• **Directive**
Identify all lines below that hold "Logger" and collect them.

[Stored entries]
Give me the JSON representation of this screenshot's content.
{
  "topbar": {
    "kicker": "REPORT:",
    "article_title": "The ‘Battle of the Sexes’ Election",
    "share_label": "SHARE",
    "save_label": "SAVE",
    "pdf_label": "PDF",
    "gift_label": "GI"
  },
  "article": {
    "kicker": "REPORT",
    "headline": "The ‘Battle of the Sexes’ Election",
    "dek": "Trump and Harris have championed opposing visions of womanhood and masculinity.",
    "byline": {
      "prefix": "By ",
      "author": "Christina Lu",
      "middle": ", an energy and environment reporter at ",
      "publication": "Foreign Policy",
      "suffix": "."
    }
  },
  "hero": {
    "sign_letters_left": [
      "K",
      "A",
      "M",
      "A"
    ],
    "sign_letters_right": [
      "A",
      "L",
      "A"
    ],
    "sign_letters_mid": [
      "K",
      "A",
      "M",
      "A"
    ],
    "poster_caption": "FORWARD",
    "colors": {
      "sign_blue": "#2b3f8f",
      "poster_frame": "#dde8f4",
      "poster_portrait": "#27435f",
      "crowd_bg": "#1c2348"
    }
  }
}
---
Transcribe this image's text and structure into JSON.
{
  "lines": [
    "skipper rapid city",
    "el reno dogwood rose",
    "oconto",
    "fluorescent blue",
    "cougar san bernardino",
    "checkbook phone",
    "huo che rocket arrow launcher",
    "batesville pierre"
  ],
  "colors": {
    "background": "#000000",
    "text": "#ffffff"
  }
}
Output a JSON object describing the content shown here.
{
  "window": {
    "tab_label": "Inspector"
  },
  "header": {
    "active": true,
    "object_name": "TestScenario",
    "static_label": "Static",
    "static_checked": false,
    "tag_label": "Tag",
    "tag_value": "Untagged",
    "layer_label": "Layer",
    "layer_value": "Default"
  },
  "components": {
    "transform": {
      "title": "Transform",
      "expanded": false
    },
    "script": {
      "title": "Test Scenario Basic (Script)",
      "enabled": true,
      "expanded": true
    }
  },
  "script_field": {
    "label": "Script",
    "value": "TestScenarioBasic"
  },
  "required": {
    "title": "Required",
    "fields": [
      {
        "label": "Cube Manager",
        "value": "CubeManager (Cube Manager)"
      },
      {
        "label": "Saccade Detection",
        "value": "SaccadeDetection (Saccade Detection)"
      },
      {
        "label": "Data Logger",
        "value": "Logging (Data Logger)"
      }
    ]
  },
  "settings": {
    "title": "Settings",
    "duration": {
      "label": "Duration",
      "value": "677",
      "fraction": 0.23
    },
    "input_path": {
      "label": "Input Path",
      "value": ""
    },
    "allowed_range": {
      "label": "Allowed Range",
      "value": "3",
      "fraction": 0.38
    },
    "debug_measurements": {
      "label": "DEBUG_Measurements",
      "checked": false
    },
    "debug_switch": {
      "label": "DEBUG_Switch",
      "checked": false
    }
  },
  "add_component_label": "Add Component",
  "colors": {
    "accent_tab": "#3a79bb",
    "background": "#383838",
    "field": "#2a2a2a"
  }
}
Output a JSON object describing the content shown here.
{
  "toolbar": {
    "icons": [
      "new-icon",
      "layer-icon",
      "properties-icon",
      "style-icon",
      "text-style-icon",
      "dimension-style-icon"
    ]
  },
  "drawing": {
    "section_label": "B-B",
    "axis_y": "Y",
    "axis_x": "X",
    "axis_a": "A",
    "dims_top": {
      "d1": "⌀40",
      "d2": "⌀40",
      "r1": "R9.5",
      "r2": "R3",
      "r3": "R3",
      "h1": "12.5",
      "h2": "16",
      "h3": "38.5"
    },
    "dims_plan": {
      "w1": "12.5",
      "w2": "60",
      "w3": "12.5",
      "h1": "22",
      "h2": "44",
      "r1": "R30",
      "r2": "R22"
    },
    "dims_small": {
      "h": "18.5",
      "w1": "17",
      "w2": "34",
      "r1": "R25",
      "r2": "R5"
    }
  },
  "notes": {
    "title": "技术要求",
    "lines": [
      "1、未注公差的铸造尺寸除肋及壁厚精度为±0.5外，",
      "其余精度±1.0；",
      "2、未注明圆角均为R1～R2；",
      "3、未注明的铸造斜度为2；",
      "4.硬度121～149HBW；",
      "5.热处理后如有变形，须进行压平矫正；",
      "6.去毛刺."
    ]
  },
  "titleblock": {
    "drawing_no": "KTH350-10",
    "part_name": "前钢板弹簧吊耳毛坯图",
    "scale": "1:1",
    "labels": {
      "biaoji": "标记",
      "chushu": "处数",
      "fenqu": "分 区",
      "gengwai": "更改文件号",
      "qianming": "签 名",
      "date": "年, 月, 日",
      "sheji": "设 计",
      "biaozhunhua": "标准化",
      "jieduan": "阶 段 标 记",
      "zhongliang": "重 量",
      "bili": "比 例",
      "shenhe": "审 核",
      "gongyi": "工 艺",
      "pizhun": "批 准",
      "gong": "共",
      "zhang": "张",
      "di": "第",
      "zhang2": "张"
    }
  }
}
...
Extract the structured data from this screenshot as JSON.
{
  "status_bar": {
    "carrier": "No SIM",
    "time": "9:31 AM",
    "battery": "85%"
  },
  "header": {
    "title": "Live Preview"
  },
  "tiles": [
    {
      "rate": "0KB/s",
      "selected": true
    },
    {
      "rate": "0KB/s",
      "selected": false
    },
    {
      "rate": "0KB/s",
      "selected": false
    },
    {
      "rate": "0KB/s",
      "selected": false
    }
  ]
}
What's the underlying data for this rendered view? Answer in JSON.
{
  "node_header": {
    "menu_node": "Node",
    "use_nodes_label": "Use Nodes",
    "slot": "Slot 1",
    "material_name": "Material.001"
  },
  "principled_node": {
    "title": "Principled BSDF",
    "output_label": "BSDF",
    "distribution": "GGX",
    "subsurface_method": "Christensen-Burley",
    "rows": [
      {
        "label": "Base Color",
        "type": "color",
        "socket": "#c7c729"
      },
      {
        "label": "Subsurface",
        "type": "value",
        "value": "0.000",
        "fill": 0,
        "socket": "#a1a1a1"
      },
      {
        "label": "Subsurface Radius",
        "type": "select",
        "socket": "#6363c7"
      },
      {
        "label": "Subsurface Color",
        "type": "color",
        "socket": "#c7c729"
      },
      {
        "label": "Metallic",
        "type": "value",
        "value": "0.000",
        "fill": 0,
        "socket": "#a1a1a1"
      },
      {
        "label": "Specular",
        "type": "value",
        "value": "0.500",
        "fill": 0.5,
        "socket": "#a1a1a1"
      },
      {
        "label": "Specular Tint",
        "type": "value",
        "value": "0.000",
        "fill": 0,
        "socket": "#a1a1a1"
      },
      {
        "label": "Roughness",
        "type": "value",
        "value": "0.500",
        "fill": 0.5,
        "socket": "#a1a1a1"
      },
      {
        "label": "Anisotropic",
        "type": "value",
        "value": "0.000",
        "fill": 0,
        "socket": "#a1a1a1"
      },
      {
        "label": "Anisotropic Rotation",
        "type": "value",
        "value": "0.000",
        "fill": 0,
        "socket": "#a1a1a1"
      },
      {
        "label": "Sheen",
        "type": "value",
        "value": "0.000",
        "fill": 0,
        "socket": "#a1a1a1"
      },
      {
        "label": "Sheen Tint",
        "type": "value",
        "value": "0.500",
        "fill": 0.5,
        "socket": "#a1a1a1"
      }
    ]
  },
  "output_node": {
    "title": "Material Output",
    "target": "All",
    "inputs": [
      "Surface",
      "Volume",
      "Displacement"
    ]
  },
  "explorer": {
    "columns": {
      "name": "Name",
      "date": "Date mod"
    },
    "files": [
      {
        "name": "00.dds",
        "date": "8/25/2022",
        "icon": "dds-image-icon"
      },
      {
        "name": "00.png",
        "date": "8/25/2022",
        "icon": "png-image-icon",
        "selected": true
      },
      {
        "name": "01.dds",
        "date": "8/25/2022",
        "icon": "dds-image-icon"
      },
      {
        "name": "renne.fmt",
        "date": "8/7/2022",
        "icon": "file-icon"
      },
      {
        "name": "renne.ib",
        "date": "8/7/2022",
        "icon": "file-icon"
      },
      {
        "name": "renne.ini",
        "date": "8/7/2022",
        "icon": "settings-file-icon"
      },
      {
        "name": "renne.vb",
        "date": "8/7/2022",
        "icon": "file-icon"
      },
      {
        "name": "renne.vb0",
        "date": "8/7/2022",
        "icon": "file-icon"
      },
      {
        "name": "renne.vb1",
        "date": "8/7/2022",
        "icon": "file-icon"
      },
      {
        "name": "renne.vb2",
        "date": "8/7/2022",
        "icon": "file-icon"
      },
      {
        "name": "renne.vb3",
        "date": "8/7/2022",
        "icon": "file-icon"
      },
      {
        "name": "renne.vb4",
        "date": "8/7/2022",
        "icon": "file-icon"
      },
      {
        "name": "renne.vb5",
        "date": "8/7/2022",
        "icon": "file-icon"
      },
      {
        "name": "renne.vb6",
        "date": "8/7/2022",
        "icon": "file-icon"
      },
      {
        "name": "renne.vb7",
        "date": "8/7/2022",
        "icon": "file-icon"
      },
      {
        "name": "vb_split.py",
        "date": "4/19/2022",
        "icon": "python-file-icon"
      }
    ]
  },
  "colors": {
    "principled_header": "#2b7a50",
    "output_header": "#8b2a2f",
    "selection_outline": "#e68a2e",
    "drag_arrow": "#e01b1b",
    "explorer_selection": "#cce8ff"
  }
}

• **Answer to the problem**
        "label": "Data Logger",
        "value": "Logging (Data Logger)"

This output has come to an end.